╭──
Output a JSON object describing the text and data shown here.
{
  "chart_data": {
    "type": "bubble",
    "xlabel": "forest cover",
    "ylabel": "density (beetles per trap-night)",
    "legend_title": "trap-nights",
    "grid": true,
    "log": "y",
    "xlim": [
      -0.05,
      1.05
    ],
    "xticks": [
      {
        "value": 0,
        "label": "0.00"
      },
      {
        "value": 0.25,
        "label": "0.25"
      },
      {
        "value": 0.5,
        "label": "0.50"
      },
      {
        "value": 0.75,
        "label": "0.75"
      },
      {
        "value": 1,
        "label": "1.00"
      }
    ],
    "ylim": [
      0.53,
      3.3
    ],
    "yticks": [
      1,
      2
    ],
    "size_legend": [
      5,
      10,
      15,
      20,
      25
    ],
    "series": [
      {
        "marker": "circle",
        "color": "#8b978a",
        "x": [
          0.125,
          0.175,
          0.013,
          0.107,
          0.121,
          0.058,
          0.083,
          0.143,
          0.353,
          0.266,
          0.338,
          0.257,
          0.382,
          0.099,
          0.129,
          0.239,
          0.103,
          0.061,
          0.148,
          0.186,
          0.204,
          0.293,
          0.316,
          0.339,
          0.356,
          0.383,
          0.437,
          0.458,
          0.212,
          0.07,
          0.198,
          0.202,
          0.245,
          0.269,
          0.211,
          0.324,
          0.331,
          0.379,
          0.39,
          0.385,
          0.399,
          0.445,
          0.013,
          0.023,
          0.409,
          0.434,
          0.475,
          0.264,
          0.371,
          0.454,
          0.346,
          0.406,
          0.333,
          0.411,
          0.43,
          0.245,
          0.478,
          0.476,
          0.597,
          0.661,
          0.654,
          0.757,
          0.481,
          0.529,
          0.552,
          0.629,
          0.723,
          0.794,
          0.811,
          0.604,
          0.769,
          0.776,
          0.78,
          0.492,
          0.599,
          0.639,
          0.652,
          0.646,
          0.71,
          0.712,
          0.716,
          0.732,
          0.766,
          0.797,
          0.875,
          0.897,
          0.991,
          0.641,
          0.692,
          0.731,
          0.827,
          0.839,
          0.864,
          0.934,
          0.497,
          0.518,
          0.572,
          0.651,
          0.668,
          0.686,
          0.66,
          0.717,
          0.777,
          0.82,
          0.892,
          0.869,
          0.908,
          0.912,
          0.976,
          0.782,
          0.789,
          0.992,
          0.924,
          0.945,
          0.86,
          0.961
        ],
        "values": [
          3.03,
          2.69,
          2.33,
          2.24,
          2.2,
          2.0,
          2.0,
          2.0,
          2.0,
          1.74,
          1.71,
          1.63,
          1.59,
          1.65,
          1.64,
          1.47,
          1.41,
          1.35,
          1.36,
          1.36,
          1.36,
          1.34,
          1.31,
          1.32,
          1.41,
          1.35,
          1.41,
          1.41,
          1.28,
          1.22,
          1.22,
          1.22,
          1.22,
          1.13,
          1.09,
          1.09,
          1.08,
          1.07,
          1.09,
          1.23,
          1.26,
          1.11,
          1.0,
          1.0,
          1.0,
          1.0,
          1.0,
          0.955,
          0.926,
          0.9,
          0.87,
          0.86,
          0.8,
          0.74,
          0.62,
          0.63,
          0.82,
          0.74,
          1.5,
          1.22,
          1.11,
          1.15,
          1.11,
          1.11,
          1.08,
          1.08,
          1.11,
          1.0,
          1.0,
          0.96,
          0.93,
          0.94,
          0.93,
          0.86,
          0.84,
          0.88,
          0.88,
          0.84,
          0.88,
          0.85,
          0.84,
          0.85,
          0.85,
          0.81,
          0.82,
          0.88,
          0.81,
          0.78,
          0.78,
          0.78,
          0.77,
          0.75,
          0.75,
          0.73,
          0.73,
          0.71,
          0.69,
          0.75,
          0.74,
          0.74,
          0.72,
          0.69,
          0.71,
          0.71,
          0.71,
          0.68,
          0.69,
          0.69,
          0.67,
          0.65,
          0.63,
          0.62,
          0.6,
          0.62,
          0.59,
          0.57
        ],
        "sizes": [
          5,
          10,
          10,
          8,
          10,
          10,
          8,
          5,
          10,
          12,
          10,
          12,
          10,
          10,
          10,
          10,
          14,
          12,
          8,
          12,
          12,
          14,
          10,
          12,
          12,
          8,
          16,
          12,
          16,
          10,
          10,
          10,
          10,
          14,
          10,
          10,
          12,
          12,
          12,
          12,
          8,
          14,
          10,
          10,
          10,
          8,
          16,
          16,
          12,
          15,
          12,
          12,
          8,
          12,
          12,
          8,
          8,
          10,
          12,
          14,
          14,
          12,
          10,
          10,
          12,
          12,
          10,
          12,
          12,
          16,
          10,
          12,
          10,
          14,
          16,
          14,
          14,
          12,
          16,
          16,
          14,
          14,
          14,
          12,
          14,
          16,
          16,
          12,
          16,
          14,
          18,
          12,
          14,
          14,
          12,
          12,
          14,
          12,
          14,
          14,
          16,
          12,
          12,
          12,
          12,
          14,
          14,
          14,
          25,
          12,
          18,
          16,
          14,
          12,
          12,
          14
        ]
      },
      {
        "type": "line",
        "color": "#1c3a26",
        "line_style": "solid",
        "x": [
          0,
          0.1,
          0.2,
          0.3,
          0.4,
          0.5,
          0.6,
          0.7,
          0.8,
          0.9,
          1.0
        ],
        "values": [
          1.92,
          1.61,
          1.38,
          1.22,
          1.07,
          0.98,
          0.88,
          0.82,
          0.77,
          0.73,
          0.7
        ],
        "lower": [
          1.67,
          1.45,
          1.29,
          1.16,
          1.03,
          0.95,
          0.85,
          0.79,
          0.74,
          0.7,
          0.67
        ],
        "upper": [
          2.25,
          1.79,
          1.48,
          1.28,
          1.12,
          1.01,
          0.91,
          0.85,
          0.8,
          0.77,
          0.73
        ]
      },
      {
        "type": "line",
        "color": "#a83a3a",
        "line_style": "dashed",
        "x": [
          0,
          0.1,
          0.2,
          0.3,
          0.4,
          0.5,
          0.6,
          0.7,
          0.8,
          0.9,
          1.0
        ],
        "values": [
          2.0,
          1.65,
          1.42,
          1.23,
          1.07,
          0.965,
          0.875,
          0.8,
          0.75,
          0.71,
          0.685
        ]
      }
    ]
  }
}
╰──
▸ **AIM**: Pick out each line above that includes "color" and show it.

▸ **ANSWER FOR THIS EXERCISE**:
        "color": "#8b978a",
        "color": "#1c3a26",
        "color": "#a83a3a",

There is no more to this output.